— start of DATA EXTRACT —

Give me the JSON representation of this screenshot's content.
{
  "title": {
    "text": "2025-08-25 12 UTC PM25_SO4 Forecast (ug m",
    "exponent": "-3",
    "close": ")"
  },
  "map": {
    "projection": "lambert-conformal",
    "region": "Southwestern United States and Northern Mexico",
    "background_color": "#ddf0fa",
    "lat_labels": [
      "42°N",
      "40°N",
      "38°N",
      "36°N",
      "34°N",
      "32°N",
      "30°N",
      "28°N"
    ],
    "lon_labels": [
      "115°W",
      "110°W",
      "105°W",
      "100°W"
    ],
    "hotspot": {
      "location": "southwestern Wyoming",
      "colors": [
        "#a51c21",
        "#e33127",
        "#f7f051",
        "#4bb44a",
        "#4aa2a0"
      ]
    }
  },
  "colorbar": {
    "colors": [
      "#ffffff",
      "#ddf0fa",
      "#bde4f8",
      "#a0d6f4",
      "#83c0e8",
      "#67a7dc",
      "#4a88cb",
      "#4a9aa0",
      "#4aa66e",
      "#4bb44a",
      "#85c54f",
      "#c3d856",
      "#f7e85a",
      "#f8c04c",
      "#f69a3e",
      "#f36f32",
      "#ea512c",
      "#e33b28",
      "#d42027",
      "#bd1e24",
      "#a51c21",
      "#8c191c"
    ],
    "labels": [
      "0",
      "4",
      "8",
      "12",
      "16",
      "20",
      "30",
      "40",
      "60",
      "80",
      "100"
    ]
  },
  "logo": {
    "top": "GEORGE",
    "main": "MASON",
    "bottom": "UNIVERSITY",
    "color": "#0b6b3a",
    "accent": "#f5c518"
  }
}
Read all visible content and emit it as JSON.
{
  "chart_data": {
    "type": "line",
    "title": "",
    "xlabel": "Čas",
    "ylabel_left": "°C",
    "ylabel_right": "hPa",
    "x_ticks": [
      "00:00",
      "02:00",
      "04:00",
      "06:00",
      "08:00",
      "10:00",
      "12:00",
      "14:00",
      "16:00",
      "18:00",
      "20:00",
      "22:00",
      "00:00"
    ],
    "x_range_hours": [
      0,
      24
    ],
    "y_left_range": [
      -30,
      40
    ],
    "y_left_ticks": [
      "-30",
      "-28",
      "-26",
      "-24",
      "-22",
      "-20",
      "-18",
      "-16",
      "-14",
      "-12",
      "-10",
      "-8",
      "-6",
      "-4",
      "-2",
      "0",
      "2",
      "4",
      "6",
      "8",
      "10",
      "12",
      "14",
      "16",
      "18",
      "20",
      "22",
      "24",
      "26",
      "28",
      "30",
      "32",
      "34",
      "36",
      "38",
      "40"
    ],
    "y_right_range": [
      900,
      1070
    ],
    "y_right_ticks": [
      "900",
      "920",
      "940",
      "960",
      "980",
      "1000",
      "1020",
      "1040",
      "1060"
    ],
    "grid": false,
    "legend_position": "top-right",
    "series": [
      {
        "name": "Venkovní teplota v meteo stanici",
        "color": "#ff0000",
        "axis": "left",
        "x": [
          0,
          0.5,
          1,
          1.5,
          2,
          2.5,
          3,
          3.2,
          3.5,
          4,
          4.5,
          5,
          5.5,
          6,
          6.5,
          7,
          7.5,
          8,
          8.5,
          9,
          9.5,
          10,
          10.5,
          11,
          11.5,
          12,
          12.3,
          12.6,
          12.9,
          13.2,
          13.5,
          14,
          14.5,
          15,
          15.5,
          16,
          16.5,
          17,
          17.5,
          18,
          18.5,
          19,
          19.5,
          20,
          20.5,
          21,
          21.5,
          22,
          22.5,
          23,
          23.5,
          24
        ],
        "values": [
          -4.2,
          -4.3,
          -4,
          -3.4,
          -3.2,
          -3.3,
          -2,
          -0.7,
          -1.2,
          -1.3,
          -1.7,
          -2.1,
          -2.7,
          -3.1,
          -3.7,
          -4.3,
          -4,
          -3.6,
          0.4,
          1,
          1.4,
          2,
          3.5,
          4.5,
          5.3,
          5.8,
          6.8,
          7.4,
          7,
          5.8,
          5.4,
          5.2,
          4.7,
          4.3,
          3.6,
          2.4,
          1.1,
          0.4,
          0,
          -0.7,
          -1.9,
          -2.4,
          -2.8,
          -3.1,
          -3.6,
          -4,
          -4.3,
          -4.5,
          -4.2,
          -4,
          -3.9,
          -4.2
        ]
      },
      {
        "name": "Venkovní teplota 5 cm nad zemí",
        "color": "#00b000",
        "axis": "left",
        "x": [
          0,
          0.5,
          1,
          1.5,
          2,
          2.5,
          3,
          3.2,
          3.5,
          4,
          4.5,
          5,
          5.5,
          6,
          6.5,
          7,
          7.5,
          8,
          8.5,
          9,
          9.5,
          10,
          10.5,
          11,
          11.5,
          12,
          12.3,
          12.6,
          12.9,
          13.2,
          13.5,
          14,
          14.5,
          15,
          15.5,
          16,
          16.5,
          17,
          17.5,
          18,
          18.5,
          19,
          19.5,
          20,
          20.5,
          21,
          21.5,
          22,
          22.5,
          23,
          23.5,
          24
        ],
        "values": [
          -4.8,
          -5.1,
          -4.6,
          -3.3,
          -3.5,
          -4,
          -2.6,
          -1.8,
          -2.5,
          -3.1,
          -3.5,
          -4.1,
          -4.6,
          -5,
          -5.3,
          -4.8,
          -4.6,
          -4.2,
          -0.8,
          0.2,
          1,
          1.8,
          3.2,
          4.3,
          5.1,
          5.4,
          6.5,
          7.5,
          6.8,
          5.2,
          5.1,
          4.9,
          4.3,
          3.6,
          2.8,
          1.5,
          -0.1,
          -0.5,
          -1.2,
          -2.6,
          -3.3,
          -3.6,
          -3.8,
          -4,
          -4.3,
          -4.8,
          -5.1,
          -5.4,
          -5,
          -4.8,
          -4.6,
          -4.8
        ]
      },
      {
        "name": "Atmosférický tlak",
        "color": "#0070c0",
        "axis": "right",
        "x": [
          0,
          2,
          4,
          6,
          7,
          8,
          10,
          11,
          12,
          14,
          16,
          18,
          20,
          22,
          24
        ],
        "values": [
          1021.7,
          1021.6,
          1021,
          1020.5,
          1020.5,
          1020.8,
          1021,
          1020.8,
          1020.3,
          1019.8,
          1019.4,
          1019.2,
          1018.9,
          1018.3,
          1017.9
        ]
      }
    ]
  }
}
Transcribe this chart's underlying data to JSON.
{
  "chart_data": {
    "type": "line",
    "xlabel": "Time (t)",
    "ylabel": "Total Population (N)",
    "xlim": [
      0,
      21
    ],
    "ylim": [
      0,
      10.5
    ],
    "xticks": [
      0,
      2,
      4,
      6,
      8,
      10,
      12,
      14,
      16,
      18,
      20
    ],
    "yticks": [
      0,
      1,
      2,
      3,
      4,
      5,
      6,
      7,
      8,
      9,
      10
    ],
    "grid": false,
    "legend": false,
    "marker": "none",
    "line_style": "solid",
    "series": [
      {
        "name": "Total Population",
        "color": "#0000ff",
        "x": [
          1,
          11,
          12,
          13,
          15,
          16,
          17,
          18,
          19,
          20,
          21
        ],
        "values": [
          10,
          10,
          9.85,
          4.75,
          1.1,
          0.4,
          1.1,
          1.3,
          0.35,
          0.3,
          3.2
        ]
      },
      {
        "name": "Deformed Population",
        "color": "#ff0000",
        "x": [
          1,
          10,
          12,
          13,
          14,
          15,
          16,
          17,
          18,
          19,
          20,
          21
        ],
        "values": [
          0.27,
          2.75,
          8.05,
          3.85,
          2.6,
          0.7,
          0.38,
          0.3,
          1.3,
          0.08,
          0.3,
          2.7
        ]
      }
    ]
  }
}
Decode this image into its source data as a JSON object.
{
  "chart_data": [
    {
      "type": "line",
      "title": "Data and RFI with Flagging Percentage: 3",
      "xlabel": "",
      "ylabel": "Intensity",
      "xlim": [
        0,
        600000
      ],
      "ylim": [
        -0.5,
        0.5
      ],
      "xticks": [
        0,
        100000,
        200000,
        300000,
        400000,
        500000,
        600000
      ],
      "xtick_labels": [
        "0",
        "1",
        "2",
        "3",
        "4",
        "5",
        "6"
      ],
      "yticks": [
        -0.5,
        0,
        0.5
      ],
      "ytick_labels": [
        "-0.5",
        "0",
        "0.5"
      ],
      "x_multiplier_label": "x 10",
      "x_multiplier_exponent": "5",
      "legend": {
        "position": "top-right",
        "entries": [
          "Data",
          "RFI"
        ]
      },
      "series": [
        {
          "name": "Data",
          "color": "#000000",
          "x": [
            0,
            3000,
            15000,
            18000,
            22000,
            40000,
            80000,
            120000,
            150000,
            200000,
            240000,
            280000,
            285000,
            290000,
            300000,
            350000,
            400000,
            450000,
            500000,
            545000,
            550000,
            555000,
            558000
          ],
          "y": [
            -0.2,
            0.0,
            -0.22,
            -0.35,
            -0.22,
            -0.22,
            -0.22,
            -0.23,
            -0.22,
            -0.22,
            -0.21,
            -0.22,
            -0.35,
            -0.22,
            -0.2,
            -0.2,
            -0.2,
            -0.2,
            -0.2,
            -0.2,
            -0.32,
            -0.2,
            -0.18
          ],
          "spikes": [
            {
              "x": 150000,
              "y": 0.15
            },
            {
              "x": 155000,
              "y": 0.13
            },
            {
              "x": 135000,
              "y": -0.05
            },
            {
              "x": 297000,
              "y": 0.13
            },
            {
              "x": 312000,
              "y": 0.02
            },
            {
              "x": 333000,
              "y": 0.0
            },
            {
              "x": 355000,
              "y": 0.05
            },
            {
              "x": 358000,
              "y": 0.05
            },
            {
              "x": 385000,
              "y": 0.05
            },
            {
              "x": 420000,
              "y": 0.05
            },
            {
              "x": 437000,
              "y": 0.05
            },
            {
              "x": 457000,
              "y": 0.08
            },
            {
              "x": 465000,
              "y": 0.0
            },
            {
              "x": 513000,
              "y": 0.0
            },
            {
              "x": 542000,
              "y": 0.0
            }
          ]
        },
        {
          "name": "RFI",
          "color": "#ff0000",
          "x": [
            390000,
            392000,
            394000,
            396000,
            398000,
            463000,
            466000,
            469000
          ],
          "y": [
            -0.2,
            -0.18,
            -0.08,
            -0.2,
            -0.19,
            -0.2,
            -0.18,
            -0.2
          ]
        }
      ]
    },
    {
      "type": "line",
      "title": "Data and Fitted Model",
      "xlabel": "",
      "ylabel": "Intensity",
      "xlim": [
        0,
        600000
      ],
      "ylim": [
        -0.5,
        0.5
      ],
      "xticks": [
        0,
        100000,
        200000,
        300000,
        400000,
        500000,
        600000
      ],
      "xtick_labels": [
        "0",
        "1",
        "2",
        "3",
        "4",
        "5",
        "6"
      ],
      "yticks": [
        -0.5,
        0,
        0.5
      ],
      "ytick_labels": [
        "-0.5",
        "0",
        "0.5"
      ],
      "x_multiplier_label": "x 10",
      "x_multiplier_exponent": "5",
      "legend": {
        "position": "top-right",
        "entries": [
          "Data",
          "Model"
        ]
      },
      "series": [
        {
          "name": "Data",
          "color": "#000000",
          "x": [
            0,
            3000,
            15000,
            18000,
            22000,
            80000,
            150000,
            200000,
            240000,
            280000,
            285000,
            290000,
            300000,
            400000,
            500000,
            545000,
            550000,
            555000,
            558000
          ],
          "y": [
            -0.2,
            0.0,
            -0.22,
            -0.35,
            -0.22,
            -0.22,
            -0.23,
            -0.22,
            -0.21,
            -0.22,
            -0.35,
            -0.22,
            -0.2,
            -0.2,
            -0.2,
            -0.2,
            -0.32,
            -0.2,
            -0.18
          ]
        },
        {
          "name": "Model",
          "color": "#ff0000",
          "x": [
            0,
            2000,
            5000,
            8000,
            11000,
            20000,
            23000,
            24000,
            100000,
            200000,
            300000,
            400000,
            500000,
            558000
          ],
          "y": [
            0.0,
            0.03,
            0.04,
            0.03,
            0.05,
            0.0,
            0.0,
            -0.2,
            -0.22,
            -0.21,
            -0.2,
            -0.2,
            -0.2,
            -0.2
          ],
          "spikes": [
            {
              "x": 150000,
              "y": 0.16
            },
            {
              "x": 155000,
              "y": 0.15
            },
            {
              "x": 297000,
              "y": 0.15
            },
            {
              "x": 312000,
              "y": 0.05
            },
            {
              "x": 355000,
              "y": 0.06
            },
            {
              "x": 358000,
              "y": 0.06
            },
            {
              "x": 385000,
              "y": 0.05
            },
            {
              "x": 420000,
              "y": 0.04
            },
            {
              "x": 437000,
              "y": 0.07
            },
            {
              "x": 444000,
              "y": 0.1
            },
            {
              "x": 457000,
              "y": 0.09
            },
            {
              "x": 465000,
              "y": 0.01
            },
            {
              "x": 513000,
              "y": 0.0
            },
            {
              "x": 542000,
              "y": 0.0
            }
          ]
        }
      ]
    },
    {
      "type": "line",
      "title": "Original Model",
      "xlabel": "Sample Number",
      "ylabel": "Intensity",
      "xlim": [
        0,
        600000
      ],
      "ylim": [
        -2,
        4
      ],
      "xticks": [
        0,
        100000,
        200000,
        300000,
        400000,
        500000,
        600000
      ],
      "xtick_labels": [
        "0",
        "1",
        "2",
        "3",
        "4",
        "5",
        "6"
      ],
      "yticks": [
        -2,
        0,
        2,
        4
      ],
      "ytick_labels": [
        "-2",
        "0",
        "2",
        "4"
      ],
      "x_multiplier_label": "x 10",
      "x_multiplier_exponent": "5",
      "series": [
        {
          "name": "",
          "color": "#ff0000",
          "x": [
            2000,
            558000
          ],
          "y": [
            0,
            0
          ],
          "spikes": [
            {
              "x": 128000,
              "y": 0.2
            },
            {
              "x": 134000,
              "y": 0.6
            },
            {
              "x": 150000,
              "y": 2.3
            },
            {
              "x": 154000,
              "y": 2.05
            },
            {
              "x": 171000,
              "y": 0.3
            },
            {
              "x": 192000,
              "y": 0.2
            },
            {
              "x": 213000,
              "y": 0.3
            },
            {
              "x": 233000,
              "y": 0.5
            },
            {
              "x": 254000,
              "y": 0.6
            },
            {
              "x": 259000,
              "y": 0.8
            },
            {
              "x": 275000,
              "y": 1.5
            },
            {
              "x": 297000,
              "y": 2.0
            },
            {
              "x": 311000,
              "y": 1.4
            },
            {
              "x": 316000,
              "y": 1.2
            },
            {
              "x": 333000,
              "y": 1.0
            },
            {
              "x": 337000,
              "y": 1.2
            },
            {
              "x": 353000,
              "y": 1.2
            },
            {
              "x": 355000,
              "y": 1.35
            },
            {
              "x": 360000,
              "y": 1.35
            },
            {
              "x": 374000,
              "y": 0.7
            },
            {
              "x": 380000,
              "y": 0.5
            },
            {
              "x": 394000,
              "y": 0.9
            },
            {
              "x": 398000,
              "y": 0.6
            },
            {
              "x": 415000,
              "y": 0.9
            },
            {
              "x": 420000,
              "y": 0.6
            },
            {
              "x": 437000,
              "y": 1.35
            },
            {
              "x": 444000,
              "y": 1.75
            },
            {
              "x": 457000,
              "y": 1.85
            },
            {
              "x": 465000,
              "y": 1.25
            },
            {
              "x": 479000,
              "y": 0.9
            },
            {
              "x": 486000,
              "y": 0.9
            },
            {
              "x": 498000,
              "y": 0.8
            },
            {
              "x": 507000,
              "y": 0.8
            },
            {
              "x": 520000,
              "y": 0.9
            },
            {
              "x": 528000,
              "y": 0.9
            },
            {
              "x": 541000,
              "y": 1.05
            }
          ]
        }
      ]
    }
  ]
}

— end of DATA EXTRACT —

▶ _WHAT TO PRODUCE_: State how many lines of the records above contain "title", with no words besides the number.

▶ _REPLY TO THE EXERCISE_: 5